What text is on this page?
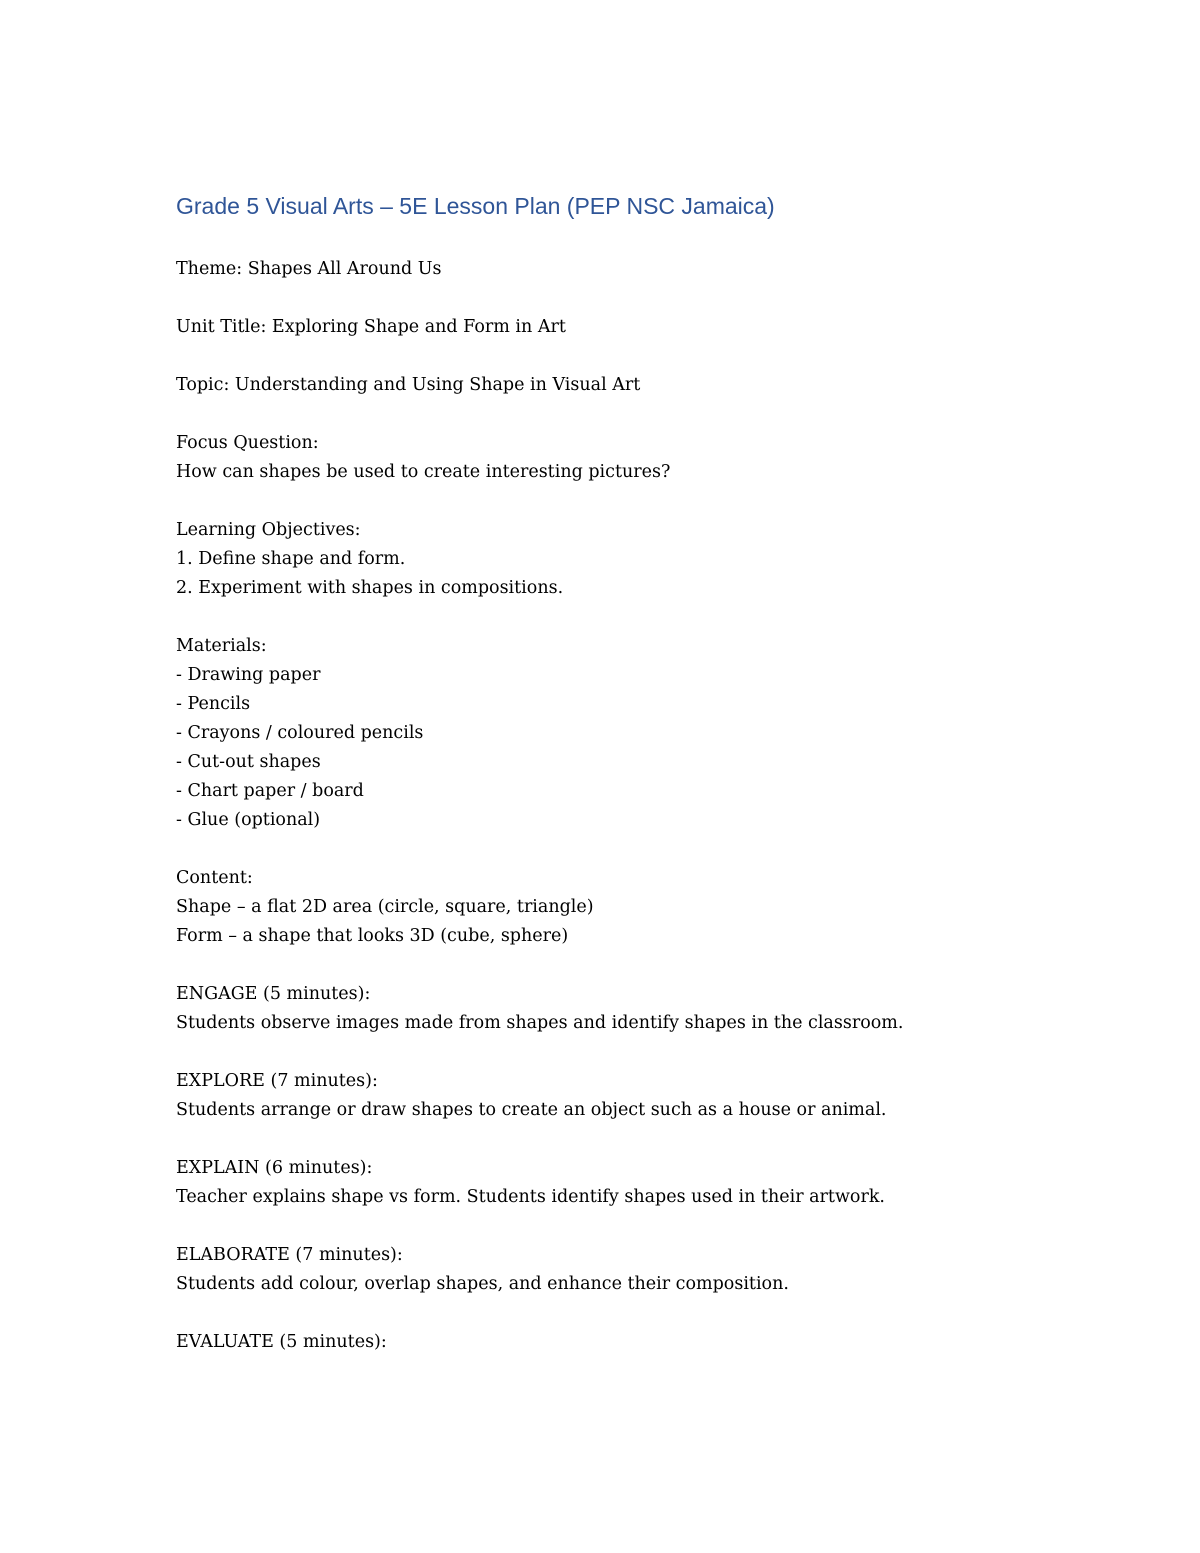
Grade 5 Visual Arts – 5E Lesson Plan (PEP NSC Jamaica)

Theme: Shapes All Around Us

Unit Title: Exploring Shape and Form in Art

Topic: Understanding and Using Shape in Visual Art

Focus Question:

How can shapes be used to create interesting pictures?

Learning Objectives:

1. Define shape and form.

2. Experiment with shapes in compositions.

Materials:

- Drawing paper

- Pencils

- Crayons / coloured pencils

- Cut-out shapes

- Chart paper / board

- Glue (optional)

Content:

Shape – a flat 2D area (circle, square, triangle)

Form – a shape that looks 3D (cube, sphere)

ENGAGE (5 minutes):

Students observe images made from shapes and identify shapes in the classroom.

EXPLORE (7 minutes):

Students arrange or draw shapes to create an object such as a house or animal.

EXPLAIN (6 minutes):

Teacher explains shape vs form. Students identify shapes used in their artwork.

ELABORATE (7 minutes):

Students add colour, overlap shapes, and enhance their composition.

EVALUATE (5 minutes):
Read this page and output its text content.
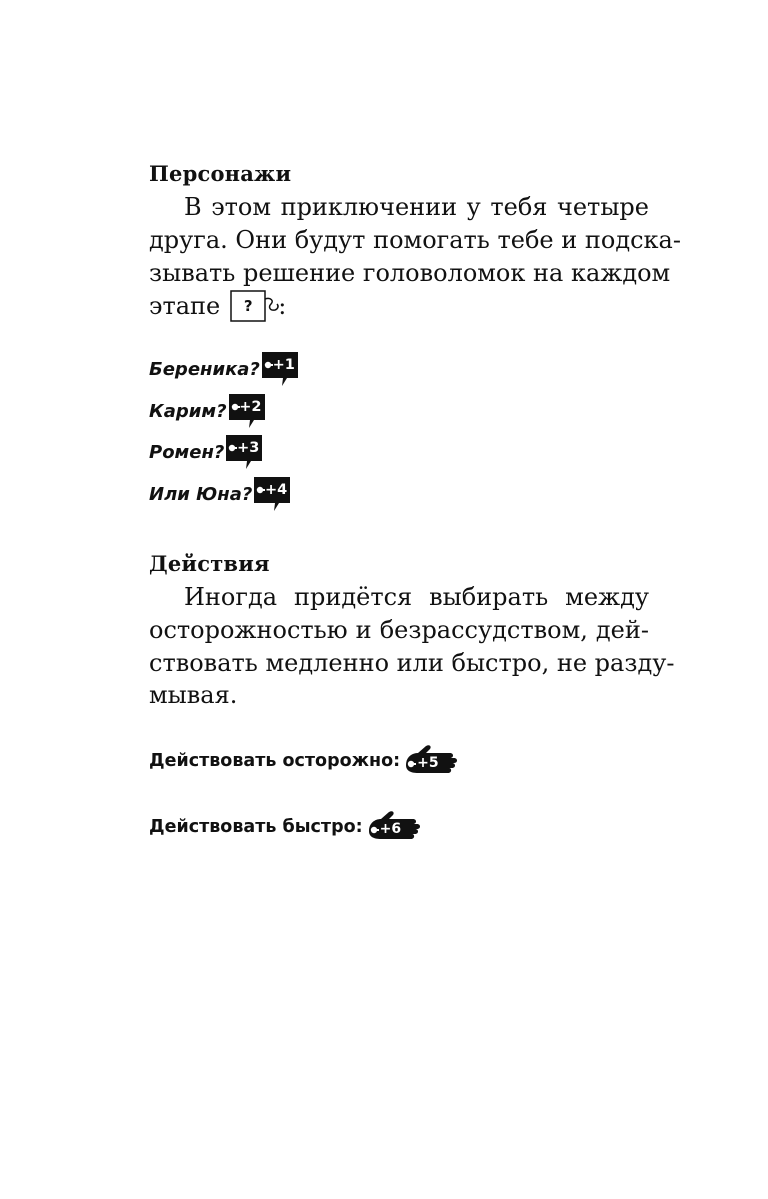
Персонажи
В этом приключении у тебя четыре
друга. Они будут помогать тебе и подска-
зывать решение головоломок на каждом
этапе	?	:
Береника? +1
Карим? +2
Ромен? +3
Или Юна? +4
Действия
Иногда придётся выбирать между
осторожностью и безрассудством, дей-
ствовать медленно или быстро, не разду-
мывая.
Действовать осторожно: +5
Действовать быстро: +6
---
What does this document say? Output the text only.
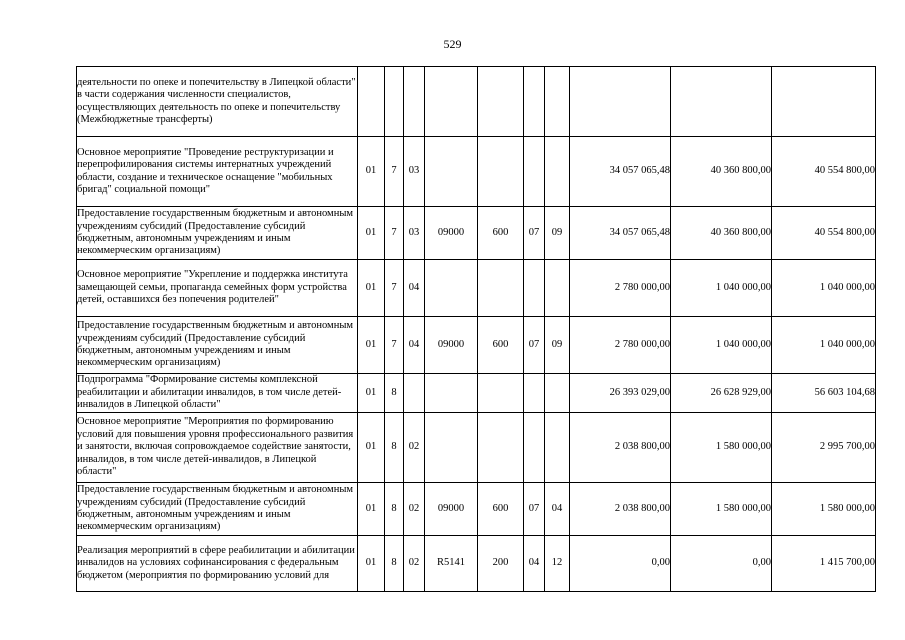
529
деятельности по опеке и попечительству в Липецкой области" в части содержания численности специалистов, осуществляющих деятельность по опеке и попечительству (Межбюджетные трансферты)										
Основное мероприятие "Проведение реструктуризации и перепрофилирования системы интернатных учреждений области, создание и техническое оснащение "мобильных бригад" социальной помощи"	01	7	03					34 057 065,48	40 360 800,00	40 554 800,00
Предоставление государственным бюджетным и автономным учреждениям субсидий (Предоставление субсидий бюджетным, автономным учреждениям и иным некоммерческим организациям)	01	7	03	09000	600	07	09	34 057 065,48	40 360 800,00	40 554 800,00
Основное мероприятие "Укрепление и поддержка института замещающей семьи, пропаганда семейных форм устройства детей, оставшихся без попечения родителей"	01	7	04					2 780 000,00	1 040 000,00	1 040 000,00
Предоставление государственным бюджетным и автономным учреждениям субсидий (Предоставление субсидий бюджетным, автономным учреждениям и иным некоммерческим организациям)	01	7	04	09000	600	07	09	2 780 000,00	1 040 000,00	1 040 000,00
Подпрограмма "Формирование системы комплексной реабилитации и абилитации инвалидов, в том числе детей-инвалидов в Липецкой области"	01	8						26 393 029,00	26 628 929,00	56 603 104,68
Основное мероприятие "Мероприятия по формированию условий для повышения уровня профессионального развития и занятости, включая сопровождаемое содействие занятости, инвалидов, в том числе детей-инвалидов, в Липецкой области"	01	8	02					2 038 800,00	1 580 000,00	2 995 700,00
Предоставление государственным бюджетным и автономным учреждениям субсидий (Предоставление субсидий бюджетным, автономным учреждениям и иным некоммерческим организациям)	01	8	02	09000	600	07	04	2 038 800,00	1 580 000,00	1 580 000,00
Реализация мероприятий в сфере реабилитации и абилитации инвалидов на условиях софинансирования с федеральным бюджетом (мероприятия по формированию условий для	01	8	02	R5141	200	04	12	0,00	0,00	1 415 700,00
---
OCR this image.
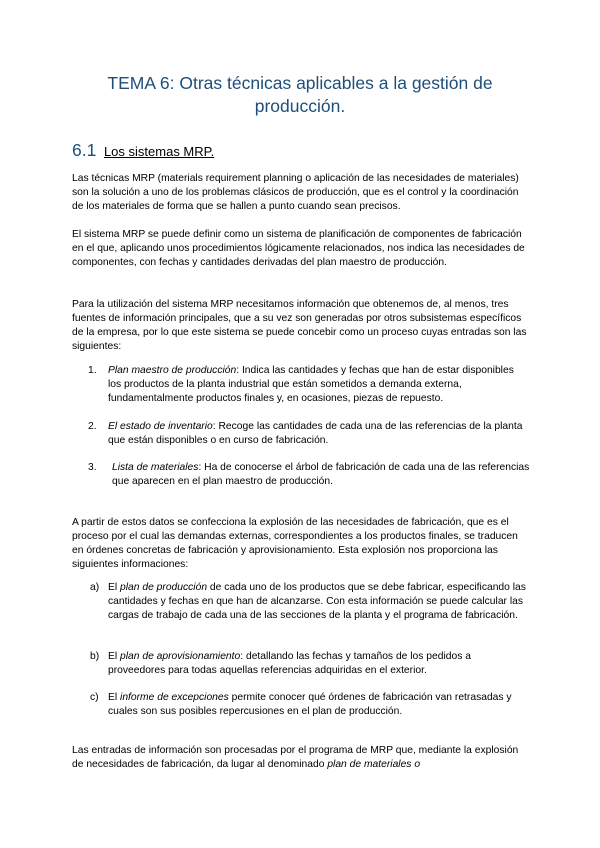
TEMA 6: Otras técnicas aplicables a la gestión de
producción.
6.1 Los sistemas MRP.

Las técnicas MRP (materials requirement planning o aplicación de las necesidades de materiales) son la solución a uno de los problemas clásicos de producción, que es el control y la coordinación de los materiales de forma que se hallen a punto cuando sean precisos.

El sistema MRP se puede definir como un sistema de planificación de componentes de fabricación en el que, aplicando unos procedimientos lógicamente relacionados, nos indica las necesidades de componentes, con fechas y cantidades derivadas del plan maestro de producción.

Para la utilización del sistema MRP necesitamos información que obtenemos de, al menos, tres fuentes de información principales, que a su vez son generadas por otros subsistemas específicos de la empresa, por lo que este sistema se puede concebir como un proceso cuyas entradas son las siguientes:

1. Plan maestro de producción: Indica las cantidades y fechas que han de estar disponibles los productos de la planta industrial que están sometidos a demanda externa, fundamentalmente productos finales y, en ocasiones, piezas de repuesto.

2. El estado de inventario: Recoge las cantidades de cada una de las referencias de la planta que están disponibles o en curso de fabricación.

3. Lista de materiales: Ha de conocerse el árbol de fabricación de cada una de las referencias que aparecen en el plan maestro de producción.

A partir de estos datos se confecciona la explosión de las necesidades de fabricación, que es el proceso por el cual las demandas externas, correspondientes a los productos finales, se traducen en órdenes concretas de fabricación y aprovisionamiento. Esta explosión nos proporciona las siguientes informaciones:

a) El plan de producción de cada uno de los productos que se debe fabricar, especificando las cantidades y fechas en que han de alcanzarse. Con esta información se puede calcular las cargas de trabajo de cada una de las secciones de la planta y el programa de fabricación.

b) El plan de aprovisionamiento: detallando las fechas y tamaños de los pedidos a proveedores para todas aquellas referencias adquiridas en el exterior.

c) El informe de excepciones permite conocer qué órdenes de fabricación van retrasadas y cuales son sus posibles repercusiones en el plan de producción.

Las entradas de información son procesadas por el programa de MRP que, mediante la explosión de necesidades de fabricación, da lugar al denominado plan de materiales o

> [GOAL]
Only the number is needed: state how many lines in the listing contain "бюджетным".

> [COMPLETED EXERCISE]
3